INSTRUCTIONS FOR THE TASK: Output all the material that follows, exactly as given.

━━━━━━

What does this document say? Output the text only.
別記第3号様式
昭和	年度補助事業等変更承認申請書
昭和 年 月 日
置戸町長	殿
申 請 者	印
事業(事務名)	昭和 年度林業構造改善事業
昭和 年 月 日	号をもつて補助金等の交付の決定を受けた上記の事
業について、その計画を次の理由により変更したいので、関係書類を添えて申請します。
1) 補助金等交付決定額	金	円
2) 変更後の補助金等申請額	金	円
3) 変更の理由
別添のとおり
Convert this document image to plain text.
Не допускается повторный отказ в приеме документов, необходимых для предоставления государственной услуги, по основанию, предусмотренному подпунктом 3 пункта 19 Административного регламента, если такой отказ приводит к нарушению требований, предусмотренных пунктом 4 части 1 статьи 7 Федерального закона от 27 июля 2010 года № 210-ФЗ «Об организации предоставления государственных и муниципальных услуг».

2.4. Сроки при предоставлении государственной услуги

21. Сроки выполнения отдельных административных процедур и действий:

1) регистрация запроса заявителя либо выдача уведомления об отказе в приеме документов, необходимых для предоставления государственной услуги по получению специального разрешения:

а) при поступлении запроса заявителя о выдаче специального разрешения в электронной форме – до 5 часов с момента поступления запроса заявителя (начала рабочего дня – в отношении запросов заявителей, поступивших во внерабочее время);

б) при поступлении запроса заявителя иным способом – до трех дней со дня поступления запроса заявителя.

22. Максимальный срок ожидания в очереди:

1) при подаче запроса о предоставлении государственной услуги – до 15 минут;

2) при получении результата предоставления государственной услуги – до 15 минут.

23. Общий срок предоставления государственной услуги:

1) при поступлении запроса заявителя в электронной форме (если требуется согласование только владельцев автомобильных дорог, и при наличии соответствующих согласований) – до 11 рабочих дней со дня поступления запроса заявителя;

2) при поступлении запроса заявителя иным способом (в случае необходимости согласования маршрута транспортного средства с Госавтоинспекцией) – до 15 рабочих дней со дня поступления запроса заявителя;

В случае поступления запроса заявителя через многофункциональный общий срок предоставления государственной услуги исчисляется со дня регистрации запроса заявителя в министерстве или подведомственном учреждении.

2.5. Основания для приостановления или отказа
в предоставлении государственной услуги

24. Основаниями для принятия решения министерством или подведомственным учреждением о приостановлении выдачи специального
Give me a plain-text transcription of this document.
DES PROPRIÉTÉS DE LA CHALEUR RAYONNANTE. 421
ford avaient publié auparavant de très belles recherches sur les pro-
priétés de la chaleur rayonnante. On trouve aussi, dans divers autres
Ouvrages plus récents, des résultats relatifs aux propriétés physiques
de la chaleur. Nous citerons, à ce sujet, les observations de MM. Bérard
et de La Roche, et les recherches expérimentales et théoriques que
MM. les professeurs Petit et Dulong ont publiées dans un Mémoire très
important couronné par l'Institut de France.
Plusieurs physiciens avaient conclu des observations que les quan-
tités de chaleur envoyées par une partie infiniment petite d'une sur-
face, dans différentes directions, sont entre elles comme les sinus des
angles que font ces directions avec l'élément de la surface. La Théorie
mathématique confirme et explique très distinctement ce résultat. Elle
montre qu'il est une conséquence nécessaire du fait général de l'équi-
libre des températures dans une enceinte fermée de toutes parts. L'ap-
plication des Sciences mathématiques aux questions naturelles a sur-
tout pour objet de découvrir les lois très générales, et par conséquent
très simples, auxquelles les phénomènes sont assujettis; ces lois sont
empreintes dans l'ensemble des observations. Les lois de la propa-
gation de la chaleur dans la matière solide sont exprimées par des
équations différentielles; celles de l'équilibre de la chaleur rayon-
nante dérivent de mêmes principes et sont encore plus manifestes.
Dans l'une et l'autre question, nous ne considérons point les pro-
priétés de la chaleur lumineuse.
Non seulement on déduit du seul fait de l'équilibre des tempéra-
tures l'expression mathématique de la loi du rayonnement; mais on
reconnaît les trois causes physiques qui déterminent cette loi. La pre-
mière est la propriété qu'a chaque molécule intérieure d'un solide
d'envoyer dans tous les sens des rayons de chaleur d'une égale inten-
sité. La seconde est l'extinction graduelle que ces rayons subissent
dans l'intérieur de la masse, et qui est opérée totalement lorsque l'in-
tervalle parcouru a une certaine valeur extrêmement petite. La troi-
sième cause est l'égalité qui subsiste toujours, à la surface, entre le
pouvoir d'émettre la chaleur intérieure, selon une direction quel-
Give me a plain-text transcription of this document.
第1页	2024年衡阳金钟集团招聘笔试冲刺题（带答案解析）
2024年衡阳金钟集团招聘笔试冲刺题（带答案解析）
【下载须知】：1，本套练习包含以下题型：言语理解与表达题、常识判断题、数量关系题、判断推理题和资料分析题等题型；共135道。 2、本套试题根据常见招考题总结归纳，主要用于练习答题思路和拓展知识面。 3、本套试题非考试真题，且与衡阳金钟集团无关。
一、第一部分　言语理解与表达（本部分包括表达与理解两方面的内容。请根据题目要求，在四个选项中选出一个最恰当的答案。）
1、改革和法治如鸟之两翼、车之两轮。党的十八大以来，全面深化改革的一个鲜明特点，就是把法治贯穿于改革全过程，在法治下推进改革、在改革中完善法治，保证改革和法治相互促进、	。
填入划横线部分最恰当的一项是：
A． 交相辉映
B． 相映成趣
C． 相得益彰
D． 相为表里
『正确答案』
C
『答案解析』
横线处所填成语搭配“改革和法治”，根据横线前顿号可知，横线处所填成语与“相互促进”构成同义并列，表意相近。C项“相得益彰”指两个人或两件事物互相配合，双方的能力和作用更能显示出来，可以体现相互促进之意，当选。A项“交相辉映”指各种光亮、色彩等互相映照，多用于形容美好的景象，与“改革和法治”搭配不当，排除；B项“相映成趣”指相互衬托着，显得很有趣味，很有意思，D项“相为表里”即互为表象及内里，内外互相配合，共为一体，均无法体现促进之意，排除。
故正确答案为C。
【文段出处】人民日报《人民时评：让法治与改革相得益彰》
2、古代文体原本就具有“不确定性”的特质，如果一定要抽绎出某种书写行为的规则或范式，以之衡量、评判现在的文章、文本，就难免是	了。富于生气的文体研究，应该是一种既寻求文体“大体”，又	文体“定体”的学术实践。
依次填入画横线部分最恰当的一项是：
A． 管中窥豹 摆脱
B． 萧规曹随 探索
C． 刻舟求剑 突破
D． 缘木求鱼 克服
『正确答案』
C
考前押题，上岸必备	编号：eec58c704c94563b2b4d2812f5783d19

━━━━━━

THE SOLUTION:
What does this document say? Output the text only.
別記第3号様式
昭和	年度補助事業等変更承認申請書
昭和 年 月 日
置戸町長	殿
申 請 者	印
事業(事務名)	昭和 年度林業構造改善事業
昭和 年 月 日	号をもつて補助金等の交付の決定を受けた上記の事
業について、その計画を次の理由により変更したいので、関係書類を添えて申請します。
1) 補助金等交付決定額	金	円
2) 変更後の補助金等申請額	金	円
3) 変更の理由
別添のとおり
Convert this document image to plain text.
Не допускается повторный отказ в приеме документов, необходимых для предоставления государственной услуги, по основанию, предусмотренному подпунктом 3 пункта 19 Административного регламента, если такой отказ приводит к нарушению требований, предусмотренных пунктом 4 части 1 статьи 7 Федерального закона от 27 июля 2010 года № 210-ФЗ «Об организации предоставления государственных и муниципальных услуг».

2.4. Сроки при предоставлении государственной услуги

21. Сроки выполнения отдельных административных процедур и действий:

1) регистрация запроса заявителя либо выдача уведомления об отказе в приеме документов, необходимых для предоставления государственной услуги по получению специального разрешения:

а) при поступлении запроса заявителя о выдаче специального разрешения в электронной форме – до 5 часов с момента поступления запроса заявителя (начала рабочего дня – в отношении запросов заявителей, поступивших во внерабочее время);

б) при поступлении запроса заявителя иным способом – до трех дней со дня поступления запроса заявителя.

22. Максимальный срок ожидания в очереди:

1) при подаче запроса о предоставлении государственной услуги – до 15 минут;

2) при получении результата предоставления государственной услуги – до 15 минут.

23. Общий срок предоставления государственной услуги:

1) при поступлении запроса заявителя в электронной форме (если требуется согласование только владельцев автомобильных дорог, и при наличии соответствующих согласований) – до 11 рабочих дней со дня поступления запроса заявителя;

2) при поступлении запроса заявителя иным способом (в случае необходимости согласования маршрута транспортного средства с Госавтоинспекцией) – до 15 рабочих дней со дня поступления запроса заявителя;

В случае поступления запроса заявителя через многофункциональный общий срок предоставления государственной услуги исчисляется со дня регистрации запроса заявителя в министерстве или подведомственном учреждении.

2.5. Основания для приостановления или отказа
в предоставлении государственной услуги

24. Основаниями для принятия решения министерством или подведомственным учреждением о приостановлении выдачи специального
Give me a plain-text transcription of this document.
DES PROPRIÉTÉS DE LA CHALEUR RAYONNANTE. 421
ford avaient publié auparavant de très belles recherches sur les pro-
priétés de la chaleur rayonnante. On trouve aussi, dans divers autres
Ouvrages plus récents, des résultats relatifs aux propriétés physiques
de la chaleur. Nous citerons, à ce sujet, les observations de MM. Bérard
et de La Roche, et les recherches expérimentales et théoriques que
MM. les professeurs Petit et Dulong ont publiées dans un Mémoire très
important couronné par l'Institut de France.
Plusieurs physiciens avaient conclu des observations que les quan-
tités de chaleur envoyées par une partie infiniment petite d'une sur-
face, dans différentes directions, sont entre elles comme les sinus des
angles que font ces directions avec l'élément de la surface. La Théorie
mathématique confirme et explique très distinctement ce résultat. Elle
montre qu'il est une conséquence nécessaire du fait général de l'équi-
libre des températures dans une enceinte fermée de toutes parts. L'ap-
plication des Sciences mathématiques aux questions naturelles a sur-
tout pour objet de découvrir les lois très générales, et par conséquent
très simples, auxquelles les phénomènes sont assujettis; ces lois sont
empreintes dans l'ensemble des observations. Les lois de la propa-
gation de la chaleur dans la matière solide sont exprimées par des
équations différentielles; celles de l'équilibre de la chaleur rayon-
nante dérivent de mêmes principes et sont encore plus manifestes.
Dans l'une et l'autre question, nous ne considérons point les pro-
priétés de la chaleur lumineuse.
Non seulement on déduit du seul fait de l'équilibre des tempéra-
tures l'expression mathématique de la loi du rayonnement; mais on
reconnaît les trois causes physiques qui déterminent cette loi. La pre-
mière est la propriété qu'a chaque molécule intérieure d'un solide
d'envoyer dans tous les sens des rayons de chaleur d'une égale inten-
sité. La seconde est l'extinction graduelle que ces rayons subissent
dans l'intérieur de la masse, et qui est opérée totalement lorsque l'in-
tervalle parcouru a une certaine valeur extrêmement petite. La troi-
sième cause est l'égalité qui subsiste toujours, à la surface, entre le
pouvoir d'émettre la chaleur intérieure, selon une direction quel-
Give me a plain-text transcription of this document.
第1页	2024年衡阳金钟集团招聘笔试冲刺题（带答案解析）
2024年衡阳金钟集团招聘笔试冲刺题（带答案解析）
【下载须知】：1，本套练习包含以下题型：言语理解与表达题、常识判断题、数量关系题、判断推理题和资料分析题等题型；共135道。 2、本套试题根据常见招考题总结归纳，主要用于练习答题思路和拓展知识面。 3、本套试题非考试真题，且与衡阳金钟集团无关。
一、第一部分　言语理解与表达（本部分包括表达与理解两方面的内容。请根据题目要求，在四个选项中选出一个最恰当的答案。）
1、改革和法治如鸟之两翼、车之两轮。党的十八大以来，全面深化改革的一个鲜明特点，就是把法治贯穿于改革全过程，在法治下推进改革、在改革中完善法治，保证改革和法治相互促进、	。
填入划横线部分最恰当的一项是：
A． 交相辉映
B． 相映成趣
C． 相得益彰
D． 相为表里
『正确答案』
C
『答案解析』
横线处所填成语搭配“改革和法治”，根据横线前顿号可知，横线处所填成语与“相互促进”构成同义并列，表意相近。C项“相得益彰”指两个人或两件事物互相配合，双方的能力和作用更能显示出来，可以体现相互促进之意，当选。A项“交相辉映”指各种光亮、色彩等互相映照，多用于形容美好的景象，与“改革和法治”搭配不当，排除；B项“相映成趣”指相互衬托着，显得很有趣味，很有意思，D项“相为表里”即互为表象及内里，内外互相配合，共为一体，均无法体现促进之意，排除。
故正确答案为C。
【文段出处】人民日报《人民时评：让法治与改革相得益彰》
2、古代文体原本就具有“不确定性”的特质，如果一定要抽绎出某种书写行为的规则或范式，以之衡量、评判现在的文章、文本，就难免是	了。富于生气的文体研究，应该是一种既寻求文体“大体”，又	文体“定体”的学术实践。
依次填入画横线部分最恰当的一项是：
A． 管中窥豹 摆脱
B． 萧规曹随 探索
C． 刻舟求剑 突破
D． 缘木求鱼 克服
『正确答案』
C
考前押题，上岸必备	编号：eec58c704c94563b2b4d2812f5783d19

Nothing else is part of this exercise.